**Exercise goal**. Lines containing the string "ремонт" are to be counted. Write only how many there are.

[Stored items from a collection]
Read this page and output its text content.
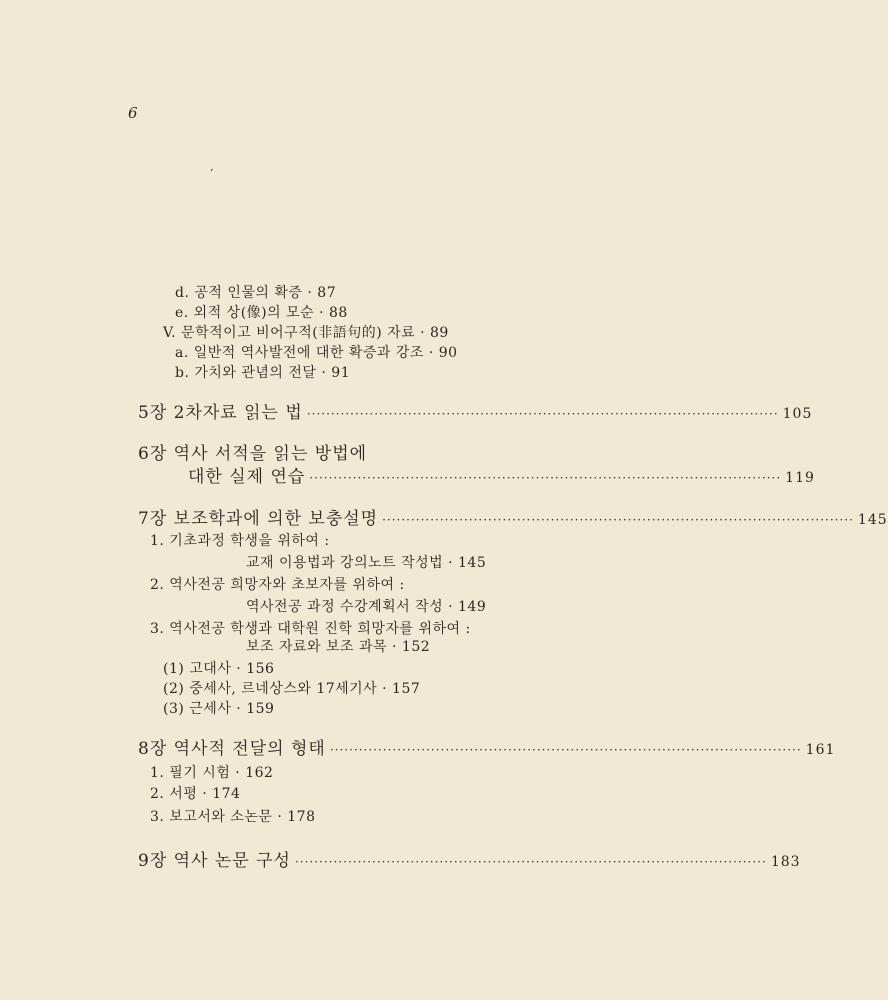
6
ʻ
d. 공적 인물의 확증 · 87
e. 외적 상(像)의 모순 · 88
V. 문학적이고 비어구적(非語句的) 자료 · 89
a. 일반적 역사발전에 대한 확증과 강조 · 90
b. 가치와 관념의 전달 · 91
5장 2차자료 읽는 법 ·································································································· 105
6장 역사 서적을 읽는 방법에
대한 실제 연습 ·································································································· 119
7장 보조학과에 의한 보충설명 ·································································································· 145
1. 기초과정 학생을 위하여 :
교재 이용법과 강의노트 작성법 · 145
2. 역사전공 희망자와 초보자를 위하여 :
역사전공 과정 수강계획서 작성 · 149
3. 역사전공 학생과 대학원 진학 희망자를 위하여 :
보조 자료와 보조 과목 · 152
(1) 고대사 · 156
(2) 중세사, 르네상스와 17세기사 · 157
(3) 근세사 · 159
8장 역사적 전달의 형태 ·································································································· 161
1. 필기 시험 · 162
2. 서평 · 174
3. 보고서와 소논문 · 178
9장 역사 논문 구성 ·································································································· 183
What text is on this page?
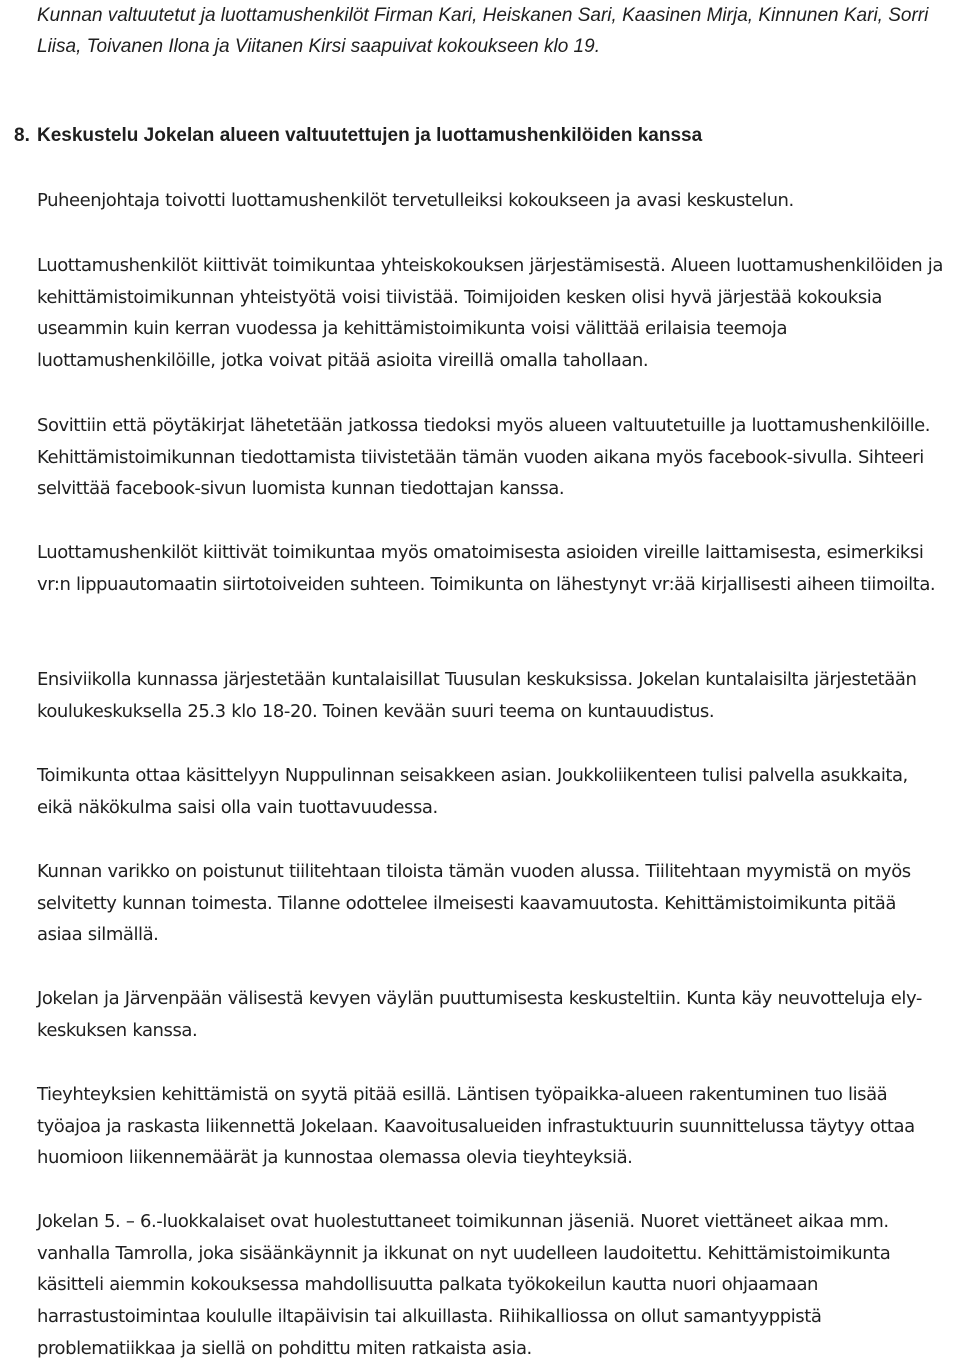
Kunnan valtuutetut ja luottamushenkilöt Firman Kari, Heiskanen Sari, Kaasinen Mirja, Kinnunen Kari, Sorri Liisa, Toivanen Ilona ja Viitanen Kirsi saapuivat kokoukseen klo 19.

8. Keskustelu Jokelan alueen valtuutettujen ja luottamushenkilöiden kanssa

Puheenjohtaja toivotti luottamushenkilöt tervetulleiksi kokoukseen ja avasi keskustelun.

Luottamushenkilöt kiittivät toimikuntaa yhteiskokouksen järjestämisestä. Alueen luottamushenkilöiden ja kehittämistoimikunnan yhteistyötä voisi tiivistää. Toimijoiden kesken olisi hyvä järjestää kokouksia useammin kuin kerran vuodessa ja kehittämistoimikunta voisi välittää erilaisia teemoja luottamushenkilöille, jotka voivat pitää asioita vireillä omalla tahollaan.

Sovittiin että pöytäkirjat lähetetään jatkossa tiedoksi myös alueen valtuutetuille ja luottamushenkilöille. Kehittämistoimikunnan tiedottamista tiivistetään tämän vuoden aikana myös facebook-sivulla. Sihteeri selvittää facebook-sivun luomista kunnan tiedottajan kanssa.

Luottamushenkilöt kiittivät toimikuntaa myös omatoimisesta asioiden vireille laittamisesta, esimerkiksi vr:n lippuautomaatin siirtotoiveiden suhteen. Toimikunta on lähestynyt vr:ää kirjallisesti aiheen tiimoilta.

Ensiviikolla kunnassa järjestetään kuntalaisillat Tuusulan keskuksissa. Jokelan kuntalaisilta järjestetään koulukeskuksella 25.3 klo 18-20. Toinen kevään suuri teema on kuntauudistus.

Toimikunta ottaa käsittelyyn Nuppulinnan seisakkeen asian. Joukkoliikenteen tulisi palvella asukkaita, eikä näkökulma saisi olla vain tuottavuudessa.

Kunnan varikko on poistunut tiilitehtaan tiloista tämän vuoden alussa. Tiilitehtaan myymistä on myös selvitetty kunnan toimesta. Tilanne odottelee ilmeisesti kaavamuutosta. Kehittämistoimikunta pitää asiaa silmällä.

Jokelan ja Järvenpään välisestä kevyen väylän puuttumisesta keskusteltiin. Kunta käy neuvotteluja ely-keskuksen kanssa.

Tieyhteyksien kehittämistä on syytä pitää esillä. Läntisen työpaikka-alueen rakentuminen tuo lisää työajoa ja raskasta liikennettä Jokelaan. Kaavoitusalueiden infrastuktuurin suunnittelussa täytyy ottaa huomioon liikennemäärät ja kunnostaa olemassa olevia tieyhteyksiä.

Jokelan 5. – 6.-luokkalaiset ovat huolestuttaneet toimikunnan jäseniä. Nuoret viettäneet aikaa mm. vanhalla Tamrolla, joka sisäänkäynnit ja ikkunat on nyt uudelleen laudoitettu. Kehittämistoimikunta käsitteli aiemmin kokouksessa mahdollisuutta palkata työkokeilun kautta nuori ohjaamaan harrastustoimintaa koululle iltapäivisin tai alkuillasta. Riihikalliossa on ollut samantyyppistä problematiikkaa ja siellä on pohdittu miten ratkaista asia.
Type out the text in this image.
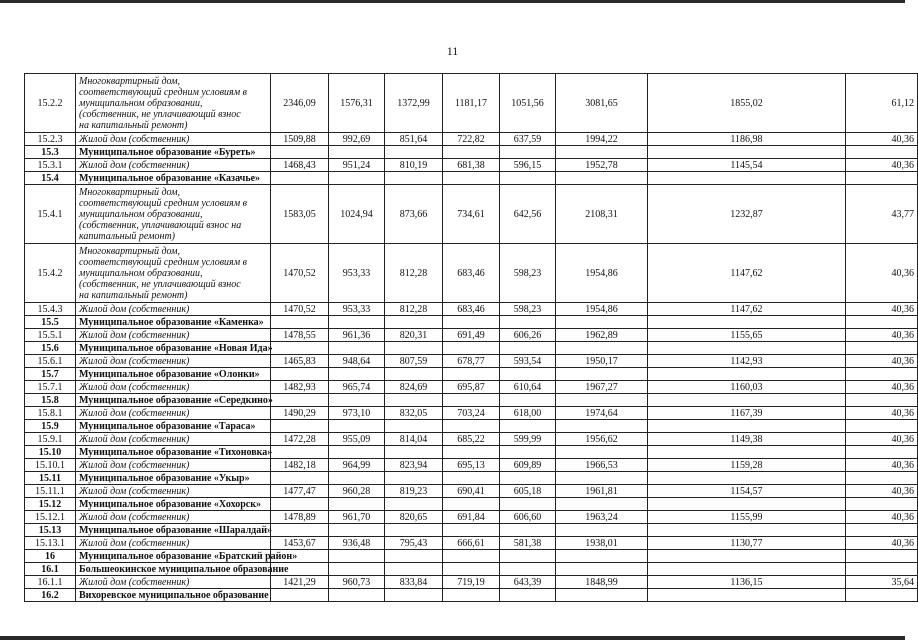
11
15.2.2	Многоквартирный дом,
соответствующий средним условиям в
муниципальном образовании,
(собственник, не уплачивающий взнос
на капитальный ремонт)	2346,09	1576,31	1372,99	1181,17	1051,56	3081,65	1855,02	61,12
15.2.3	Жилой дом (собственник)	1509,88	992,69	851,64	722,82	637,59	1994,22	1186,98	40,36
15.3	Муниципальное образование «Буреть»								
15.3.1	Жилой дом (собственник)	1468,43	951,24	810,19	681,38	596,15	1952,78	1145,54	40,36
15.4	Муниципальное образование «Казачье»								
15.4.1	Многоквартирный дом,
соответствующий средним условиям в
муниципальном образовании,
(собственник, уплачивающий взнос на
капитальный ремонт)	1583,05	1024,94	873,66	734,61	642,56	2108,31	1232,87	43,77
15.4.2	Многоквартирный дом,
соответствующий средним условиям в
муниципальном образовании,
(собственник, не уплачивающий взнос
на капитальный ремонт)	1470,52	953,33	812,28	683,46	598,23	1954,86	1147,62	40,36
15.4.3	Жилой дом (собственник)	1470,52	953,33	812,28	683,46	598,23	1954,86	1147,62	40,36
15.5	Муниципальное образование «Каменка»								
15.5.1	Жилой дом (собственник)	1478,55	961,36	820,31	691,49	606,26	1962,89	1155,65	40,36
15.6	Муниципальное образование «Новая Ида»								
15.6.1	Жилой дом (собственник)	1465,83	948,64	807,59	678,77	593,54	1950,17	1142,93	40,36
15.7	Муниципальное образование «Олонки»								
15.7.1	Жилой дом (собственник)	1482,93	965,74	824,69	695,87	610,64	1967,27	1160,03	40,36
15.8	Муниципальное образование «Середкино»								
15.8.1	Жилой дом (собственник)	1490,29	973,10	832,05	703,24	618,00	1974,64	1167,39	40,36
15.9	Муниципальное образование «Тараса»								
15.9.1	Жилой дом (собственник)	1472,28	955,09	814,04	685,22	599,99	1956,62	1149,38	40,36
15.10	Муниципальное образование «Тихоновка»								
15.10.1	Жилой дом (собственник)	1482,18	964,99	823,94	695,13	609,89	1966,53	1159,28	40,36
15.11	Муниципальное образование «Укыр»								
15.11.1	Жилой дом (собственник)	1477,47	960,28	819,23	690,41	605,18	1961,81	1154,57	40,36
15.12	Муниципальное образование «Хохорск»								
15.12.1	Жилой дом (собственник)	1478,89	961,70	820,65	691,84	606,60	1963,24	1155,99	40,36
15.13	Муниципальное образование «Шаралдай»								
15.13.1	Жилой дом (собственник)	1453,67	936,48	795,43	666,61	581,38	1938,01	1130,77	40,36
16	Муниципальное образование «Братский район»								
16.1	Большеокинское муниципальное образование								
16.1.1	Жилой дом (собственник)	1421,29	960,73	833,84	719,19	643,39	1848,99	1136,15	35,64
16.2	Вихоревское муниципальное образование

**Worked solution**. 3